_Data to use_.
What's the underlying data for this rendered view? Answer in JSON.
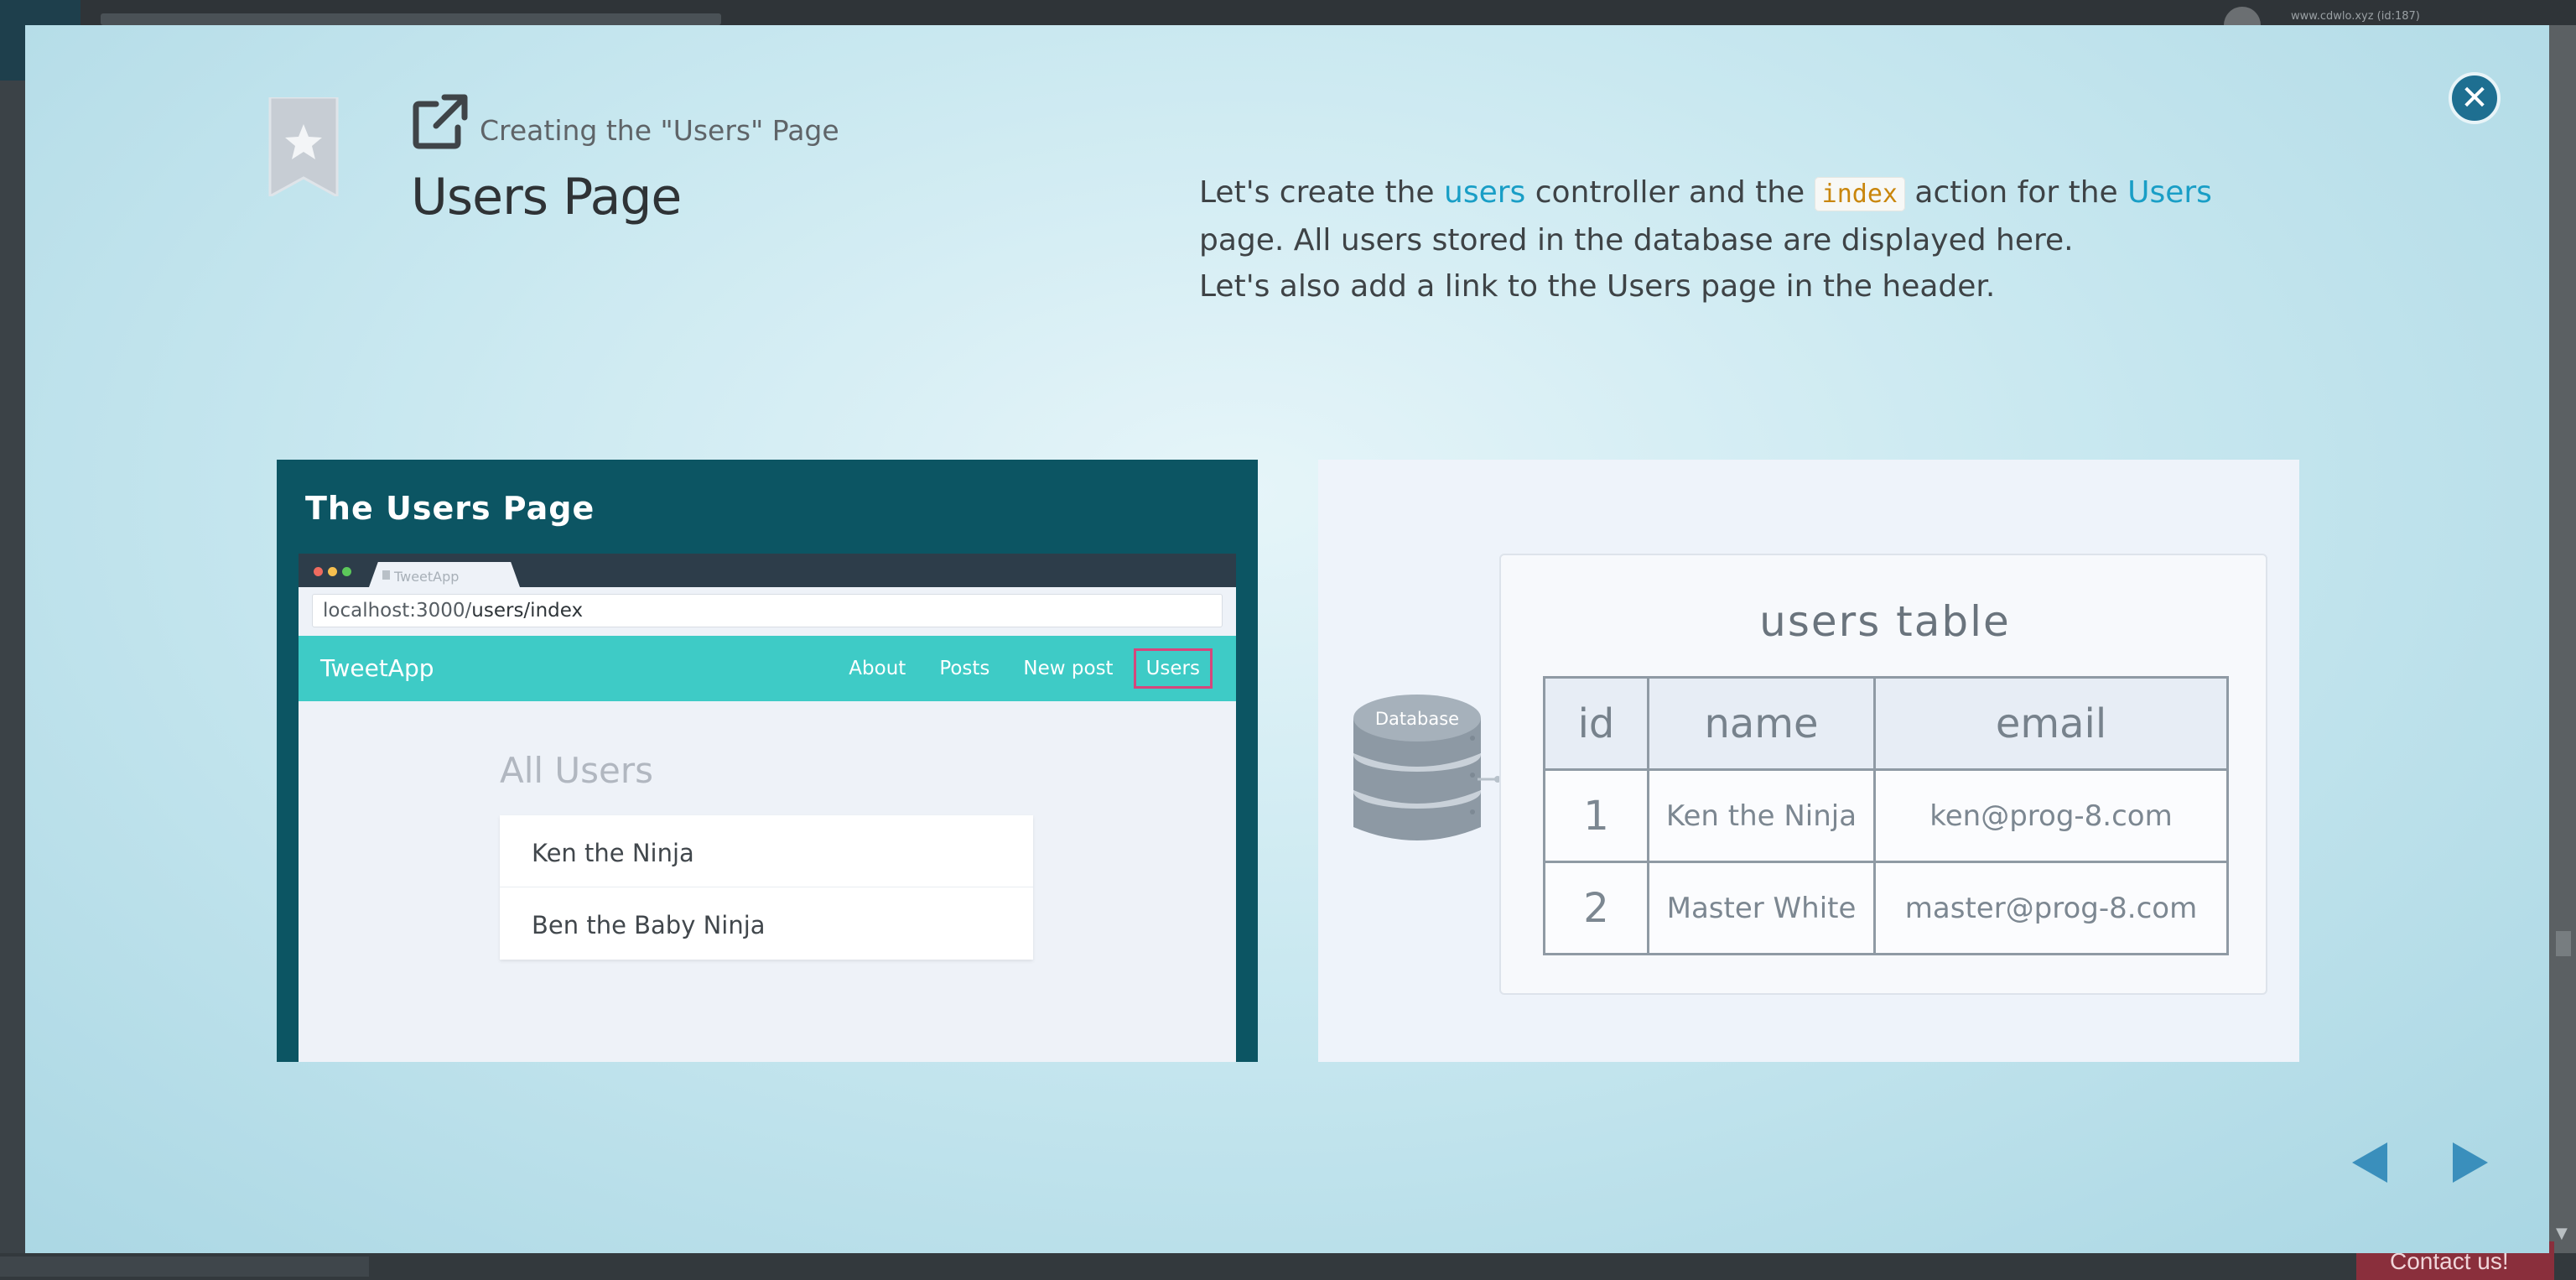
{
  "background_page": {
    "user_menu_text": "www.cdwlo.xyz (id:187)",
    "contact_label": "Contact us!"
  },
  "modal": {
    "subtitle": "Creating the \"Users\" Page",
    "title": "Users Page",
    "description": {
      "line1_part1": "Let's create the ",
      "line1_users": "users",
      "line1_part2": " controller and the ",
      "line1_index": "index",
      "line1_part3": " action for the ",
      "line1_Users": "Users",
      "line2": "page. All users stored in the database are displayed here.",
      "line3": "Let's also add a link to the Users page in the header."
    },
    "close_icon": "close-icon",
    "prev_icon": "triangle-left-icon",
    "next_icon": "triangle-right-icon",
    "colors": {
      "link": "#199ec6",
      "code": "#c9860c",
      "panel_dark": "#0c5563",
      "app_header": "#3ecbc6",
      "close_button": "#1e6f91",
      "active_nav_outline": "#d6467c"
    }
  },
  "left_panel": {
    "title": "The Users Page",
    "browser": {
      "tab_title": "TweetApp",
      "url_prefix": "localhost:3000/",
      "url_path": "users/index"
    },
    "app": {
      "brand": "TweetApp",
      "nav": [
        "About",
        "Posts",
        "New post",
        "Users"
      ],
      "active_nav": "Users",
      "heading": "All Users",
      "users": [
        "Ken the Ninja",
        "Ben the Baby Ninja"
      ]
    }
  },
  "right_panel": {
    "database_label": "Database",
    "table_title": "users table",
    "columns": [
      "id",
      "name",
      "email"
    ],
    "rows": [
      {
        "id": "1",
        "name": "Ken the Ninja",
        "email": "ken@prog-8.com"
      },
      {
        "id": "2",
        "name": "Master White",
        "email": "master@prog-8.com"
      }
    ]
  }
}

_Task brief_. Above are the records. Identify each line that contains the word "index".

_Written answer_.
      "line1_index": "index",
      "url_path": "users/index"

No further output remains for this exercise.